→ **Work instructions**
Every record that follows must be duplicated exactly, with images left out.

━━ Supplied data

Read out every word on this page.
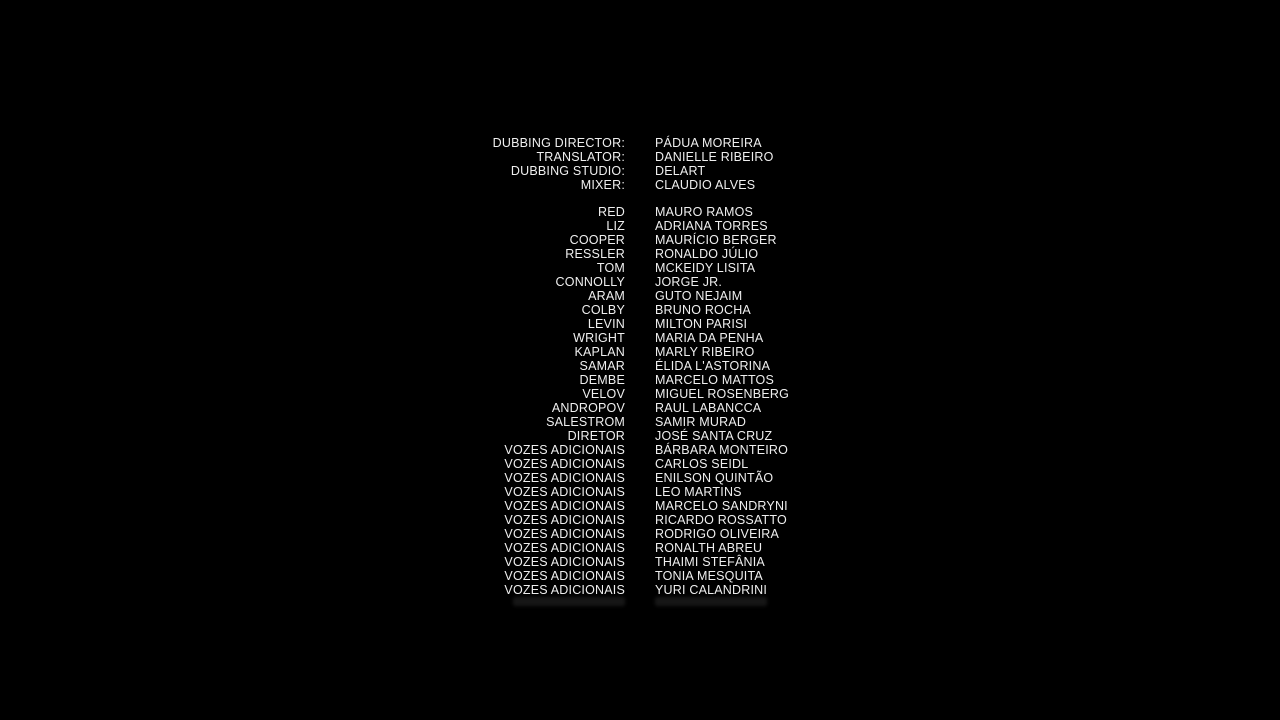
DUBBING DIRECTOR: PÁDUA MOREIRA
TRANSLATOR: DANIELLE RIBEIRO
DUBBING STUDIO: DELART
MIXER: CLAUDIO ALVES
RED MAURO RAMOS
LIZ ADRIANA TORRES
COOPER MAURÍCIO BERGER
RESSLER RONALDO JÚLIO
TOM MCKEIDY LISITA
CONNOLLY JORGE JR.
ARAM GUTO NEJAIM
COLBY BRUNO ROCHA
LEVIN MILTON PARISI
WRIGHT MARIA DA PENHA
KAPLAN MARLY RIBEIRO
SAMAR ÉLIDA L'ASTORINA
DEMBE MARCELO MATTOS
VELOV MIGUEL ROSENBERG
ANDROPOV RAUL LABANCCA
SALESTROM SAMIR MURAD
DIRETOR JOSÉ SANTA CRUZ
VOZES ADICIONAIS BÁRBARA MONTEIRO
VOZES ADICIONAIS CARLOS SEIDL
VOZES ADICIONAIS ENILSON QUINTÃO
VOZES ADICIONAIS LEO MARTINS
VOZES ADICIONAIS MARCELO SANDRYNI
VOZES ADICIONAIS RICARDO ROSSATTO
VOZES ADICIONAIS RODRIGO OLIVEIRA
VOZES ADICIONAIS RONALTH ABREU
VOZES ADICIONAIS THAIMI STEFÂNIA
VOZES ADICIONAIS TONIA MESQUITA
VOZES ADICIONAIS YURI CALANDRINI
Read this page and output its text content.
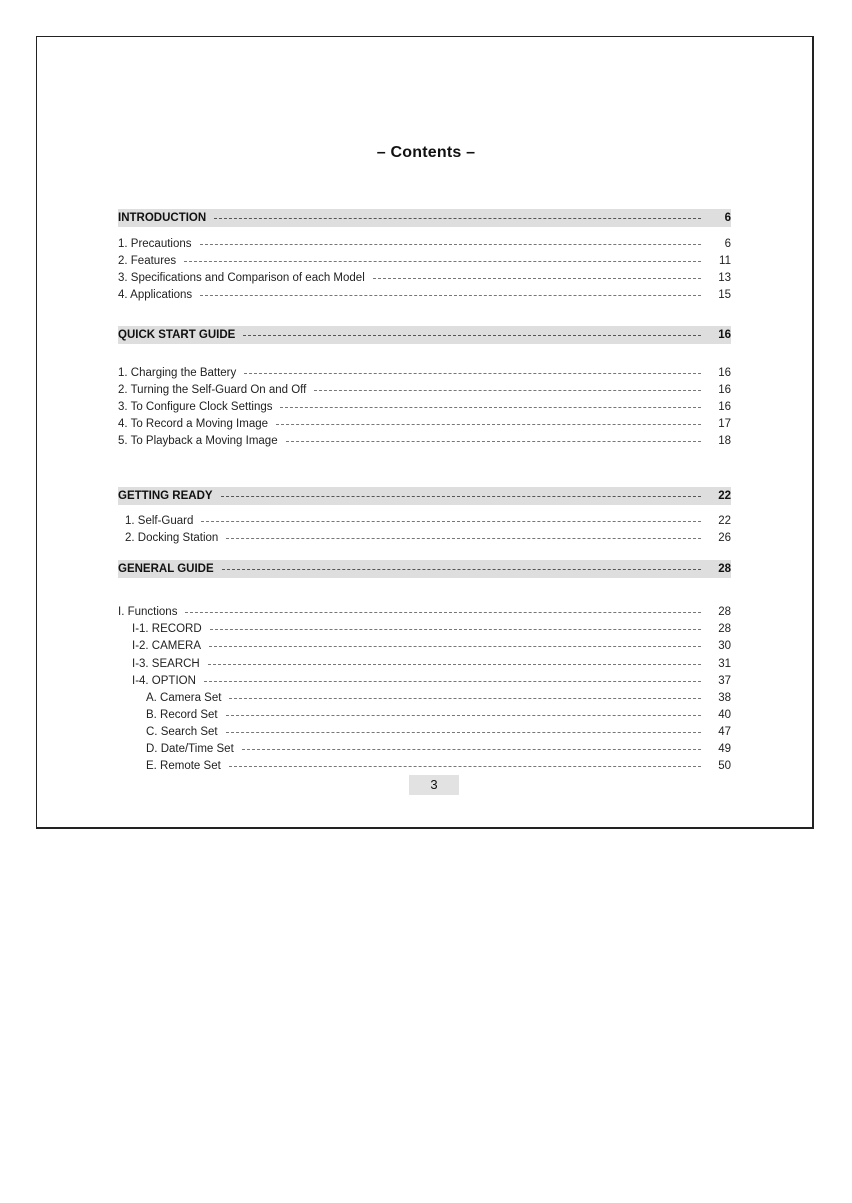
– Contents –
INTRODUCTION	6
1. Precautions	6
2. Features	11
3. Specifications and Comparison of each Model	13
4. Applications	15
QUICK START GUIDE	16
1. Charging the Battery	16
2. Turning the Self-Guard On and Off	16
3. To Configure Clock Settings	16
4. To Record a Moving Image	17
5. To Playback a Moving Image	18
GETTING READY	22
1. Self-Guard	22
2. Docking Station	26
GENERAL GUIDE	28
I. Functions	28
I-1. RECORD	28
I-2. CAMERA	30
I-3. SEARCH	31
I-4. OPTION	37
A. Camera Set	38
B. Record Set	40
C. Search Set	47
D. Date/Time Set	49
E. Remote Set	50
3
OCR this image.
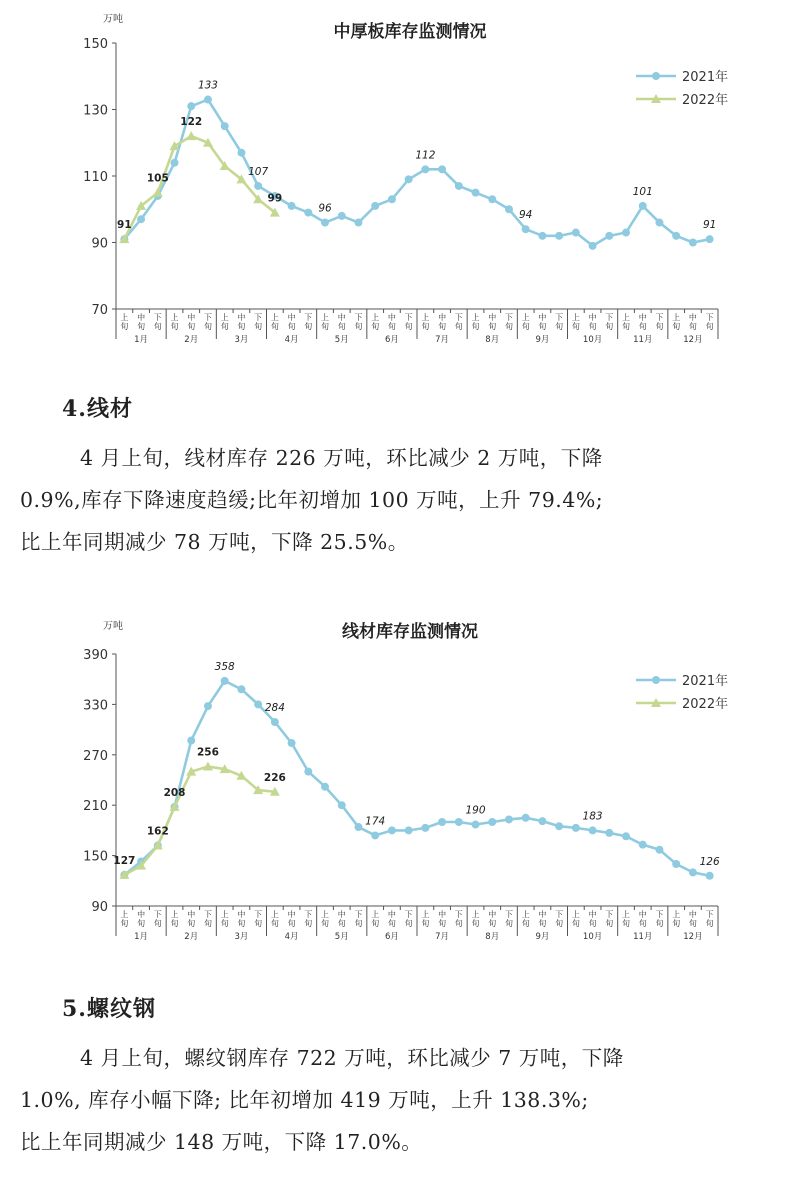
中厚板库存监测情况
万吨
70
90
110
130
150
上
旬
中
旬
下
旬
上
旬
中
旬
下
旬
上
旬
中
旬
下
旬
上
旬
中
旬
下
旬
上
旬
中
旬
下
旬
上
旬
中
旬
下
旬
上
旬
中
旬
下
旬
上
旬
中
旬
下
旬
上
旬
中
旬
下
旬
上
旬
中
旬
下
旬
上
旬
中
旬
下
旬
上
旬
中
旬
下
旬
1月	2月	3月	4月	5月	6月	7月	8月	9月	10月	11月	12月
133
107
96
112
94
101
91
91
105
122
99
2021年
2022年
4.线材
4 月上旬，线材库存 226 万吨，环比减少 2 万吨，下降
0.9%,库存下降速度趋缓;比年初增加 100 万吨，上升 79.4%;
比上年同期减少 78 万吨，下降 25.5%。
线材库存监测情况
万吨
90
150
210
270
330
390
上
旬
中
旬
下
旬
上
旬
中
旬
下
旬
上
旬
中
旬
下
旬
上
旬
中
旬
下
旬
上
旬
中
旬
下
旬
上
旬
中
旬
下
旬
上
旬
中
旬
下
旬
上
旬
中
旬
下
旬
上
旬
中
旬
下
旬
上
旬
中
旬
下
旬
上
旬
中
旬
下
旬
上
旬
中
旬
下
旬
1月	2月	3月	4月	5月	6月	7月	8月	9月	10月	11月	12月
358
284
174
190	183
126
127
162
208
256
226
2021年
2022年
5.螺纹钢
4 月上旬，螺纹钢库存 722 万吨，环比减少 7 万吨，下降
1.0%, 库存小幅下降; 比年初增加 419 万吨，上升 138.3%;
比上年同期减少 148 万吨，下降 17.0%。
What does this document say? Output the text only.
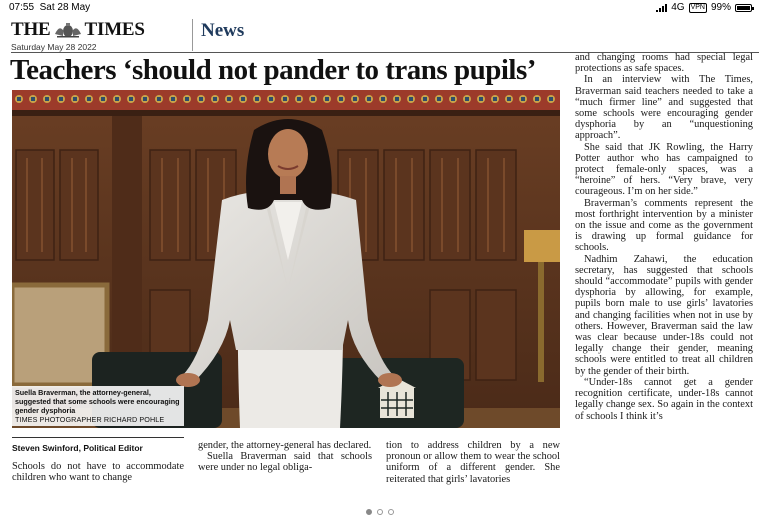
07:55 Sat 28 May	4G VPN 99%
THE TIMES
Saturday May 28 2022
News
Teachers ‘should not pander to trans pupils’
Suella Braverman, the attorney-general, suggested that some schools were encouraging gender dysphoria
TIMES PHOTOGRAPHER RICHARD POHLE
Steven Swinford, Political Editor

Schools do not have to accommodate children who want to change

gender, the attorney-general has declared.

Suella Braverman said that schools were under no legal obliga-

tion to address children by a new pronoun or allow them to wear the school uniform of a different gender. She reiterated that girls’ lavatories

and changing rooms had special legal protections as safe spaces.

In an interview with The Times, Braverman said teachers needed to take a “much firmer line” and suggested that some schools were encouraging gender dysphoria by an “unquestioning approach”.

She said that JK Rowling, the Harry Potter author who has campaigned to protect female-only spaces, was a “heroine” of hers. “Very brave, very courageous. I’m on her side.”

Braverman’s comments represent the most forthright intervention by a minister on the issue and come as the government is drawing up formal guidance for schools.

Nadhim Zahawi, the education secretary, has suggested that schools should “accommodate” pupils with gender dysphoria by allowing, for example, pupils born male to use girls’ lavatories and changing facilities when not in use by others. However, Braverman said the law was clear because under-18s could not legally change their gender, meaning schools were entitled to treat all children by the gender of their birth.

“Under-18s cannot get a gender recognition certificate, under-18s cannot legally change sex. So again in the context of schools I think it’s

━━━━

→ **Answer**
Read out every word on this page.
DUBBING DIRECTOR: PÁDUA MOREIRA
TRANSLATOR: DANIELLE RIBEIRO
DUBBING STUDIO: DELART
MIXER: CLAUDIO ALVES
RED MAURO RAMOS
LIZ ADRIANA TORRES
COOPER MAURÍCIO BERGER
RESSLER RONALDO JÚLIO
TOM MCKEIDY LISITA
CONNOLLY JORGE JR.
ARAM GUTO NEJAIM
COLBY BRUNO ROCHA
LEVIN MILTON PARISI
WRIGHT MARIA DA PENHA
KAPLAN MARLY RIBEIRO
SAMAR ÉLIDA L'ASTORINA
DEMBE MARCELO MATTOS
VELOV MIGUEL ROSENBERG
ANDROPOV RAUL LABANCCA
SALESTROM SAMIR MURAD
DIRETOR JOSÉ SANTA CRUZ
VOZES ADICIONAIS BÁRBARA MONTEIRO
VOZES ADICIONAIS CARLOS SEIDL
VOZES ADICIONAIS ENILSON QUINTÃO
VOZES ADICIONAIS LEO MARTINS
VOZES ADICIONAIS MARCELO SANDRYNI
VOZES ADICIONAIS RICARDO ROSSATTO
VOZES ADICIONAIS RODRIGO OLIVEIRA
VOZES ADICIONAIS RONALTH ABREU
VOZES ADICIONAIS THAIMI STEFÂNIA
VOZES ADICIONAIS TONIA MESQUITA
VOZES ADICIONAIS YURI CALANDRINI
Read this page and output its text content.
– Contents –
INTRODUCTION	6
1. Precautions	6
2. Features	11
3. Specifications and Comparison of each Model	13
4. Applications	15
QUICK START GUIDE	16
1. Charging the Battery	16
2. Turning the Self-Guard On and Off	16
3. To Configure Clock Settings	16
4. To Record a Moving Image	17
5. To Playback a Moving Image	18
GETTING READY	22
1. Self-Guard	22
2. Docking Station	26
GENERAL GUIDE	28
I. Functions	28
I-1. RECORD	28
I-2. CAMERA	30
I-3. SEARCH	31
I-4. OPTION	37
A. Camera Set	38
B. Record Set	40
C. Search Set	47
D. Date/Time Set	49
E. Remote Set	50
3
OCR this image.
中厚板库存监测情况
万吨
70
90
110
130
150
上
旬
中
旬
下
旬
上
旬
中
旬
下
旬
上
旬
中
旬
下
旬
上
旬
中
旬
下
旬
上
旬
中
旬
下
旬
上
旬
中
旬
下
旬
上
旬
中
旬
下
旬
上
旬
中
旬
下
旬
上
旬
中
旬
下
旬
上
旬
中
旬
下
旬
上
旬
中
旬
下
旬
上
旬
中
旬
下
旬
1月	2月	3月	4月	5月	6月	7月	8月	9月	10月	11月	12月
133
107
96
112
94
101
91
91
105
122
99
2021年
2022年
4.线材
4 月上旬，线材库存 226 万吨，环比减少 2 万吨，下降
0.9%,库存下降速度趋缓;比年初增加 100 万吨，上升 79.4%;
比上年同期减少 78 万吨，下降 25.5%。
线材库存监测情况
万吨
90
150
210
270
330
390
上
旬
中
旬
下
旬
上
旬
中
旬
下
旬
上
旬
中
旬
下
旬
上
旬
中
旬
下
旬
上
旬
中
旬
下
旬
上
旬
中
旬
下
旬
上
旬
中
旬
下
旬
上
旬
中
旬
下
旬
上
旬
中
旬
下
旬
上
旬
中
旬
下
旬
上
旬
中
旬
下
旬
上
旬
中
旬
下
旬
1月	2月	3月	4月	5月	6月	7月	8月	9月	10月	11月	12月
358
284
174
190	183
126
127
162
208
256
226
2021年
2022年
5.螺纹钢
4 月上旬，螺纹钢库存 722 万吨，环比减少 7 万吨，下降
1.0%, 库存小幅下降; 比年初增加 419 万吨，上升 138.3%;
比上年同期减少 148 万吨，下降 17.0%。
What does this document say? Output the text only.
07:55 Sat 28 May	4G VPN 99%
THE TIMES
Saturday May 28 2022
News
Teachers ‘should not pander to trans pupils’
Suella Braverman, the attorney-general, suggested that some schools were encouraging gender dysphoria
TIMES PHOTOGRAPHER RICHARD POHLE
Steven Swinford, Political Editor

Schools do not have to accommodate children who want to change

gender, the attorney-general has declared.

Suella Braverman said that schools were under no legal obliga-

tion to address children by a new pronoun or allow them to wear the school uniform of a different gender. She reiterated that girls’ lavatories

and changing rooms had special legal protections as safe spaces.

In an interview with The Times, Braverman said teachers needed to take a “much firmer line” and suggested that some schools were encouraging gender dysphoria by an “unquestioning approach”.

She said that JK Rowling, the Harry Potter author who has campaigned to protect female-only spaces, was a “heroine” of hers. “Very brave, very courageous. I’m on her side.”

Braverman’s comments represent the most forthright intervention by a minister on the issue and come as the government is drawing up formal guidance for schools.

Nadhim Zahawi, the education secretary, has suggested that schools should “accommodate” pupils with gender dysphoria by allowing, for example, pupils born male to use girls’ lavatories and changing facilities when not in use by others. However, Braverman said the law was clear because under-18s could not legally change their gender, meaning schools were entitled to treat all children by the gender of their birth.

“Under-18s cannot get a gender recognition certificate, under-18s cannot legally change sex. So again in the context of schools I think it’s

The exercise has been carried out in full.